**Extracted entries**
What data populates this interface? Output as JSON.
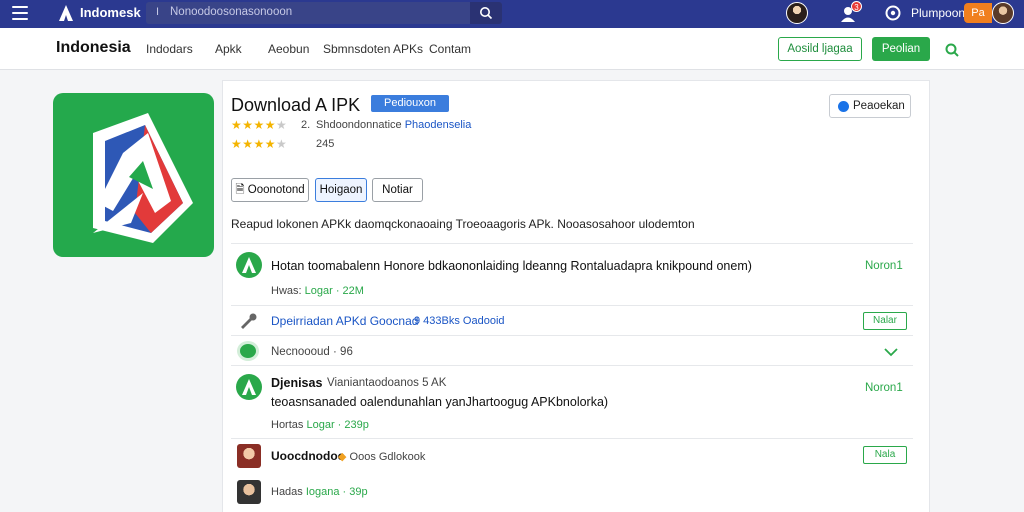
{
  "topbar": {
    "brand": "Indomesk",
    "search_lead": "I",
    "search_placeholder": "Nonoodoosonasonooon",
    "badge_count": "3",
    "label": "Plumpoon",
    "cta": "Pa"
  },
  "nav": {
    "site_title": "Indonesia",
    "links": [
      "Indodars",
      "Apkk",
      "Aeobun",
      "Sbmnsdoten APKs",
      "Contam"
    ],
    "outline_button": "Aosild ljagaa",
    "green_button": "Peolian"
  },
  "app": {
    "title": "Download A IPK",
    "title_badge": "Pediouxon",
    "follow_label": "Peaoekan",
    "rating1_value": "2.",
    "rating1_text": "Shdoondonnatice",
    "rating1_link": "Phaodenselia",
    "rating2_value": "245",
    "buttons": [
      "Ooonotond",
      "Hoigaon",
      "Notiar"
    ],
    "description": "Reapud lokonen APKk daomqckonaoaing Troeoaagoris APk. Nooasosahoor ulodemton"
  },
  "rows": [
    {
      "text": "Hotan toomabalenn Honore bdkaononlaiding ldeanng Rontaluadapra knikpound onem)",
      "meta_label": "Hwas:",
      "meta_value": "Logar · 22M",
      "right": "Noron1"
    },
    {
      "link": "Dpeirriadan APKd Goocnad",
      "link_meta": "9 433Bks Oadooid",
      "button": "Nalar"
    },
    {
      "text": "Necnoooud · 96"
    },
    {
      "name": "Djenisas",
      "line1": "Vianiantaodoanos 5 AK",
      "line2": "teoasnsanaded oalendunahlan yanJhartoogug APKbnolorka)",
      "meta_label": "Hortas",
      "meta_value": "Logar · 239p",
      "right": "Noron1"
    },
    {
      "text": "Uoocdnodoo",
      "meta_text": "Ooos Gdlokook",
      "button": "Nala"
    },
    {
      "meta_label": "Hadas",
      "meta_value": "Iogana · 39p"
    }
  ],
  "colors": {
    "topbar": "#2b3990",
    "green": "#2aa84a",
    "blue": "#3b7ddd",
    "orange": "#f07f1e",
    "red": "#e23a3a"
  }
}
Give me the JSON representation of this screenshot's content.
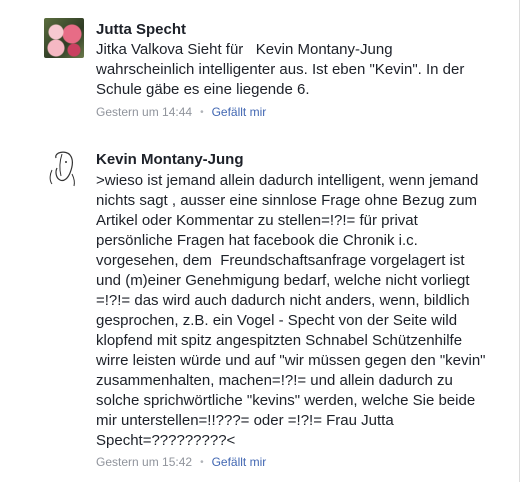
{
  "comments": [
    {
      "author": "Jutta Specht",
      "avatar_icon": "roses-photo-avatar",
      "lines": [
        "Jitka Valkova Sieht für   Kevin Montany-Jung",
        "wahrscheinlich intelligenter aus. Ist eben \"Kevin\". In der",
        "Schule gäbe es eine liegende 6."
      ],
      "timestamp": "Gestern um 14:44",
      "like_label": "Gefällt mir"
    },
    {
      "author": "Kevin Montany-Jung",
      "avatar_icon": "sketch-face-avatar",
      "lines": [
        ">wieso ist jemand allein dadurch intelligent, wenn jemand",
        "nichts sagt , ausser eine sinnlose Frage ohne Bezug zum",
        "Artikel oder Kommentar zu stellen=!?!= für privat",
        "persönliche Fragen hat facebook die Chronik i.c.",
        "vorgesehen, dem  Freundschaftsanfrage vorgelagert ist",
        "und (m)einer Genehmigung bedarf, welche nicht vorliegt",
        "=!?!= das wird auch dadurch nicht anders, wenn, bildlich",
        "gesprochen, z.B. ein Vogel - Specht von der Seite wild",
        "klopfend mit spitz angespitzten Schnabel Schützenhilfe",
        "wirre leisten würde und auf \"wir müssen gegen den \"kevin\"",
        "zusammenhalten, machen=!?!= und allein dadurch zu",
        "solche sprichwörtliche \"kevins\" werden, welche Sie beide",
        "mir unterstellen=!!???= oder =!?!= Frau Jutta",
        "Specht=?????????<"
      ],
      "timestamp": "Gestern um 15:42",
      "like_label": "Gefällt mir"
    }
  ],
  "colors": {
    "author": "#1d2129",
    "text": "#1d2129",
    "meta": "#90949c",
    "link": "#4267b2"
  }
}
--
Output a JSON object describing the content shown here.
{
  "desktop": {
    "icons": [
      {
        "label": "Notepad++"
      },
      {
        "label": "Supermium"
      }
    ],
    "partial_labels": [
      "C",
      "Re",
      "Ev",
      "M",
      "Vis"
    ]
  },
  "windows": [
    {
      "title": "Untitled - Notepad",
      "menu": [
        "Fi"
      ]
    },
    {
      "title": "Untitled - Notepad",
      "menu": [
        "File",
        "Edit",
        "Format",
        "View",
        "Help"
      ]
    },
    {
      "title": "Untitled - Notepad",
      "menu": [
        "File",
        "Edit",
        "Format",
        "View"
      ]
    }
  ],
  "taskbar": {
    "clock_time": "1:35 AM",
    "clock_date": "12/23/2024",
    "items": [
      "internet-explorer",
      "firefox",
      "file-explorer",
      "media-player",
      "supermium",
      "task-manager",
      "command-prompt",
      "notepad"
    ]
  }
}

**Instructions for the task**
Locate all lines that include the word "wenn" and copy them out.

**Output for this exercise**
        ">wieso ist jemand allein dadurch intelligent, wenn jemand",
        "=!?!= das wird auch dadurch nicht anders, wenn, bildlich",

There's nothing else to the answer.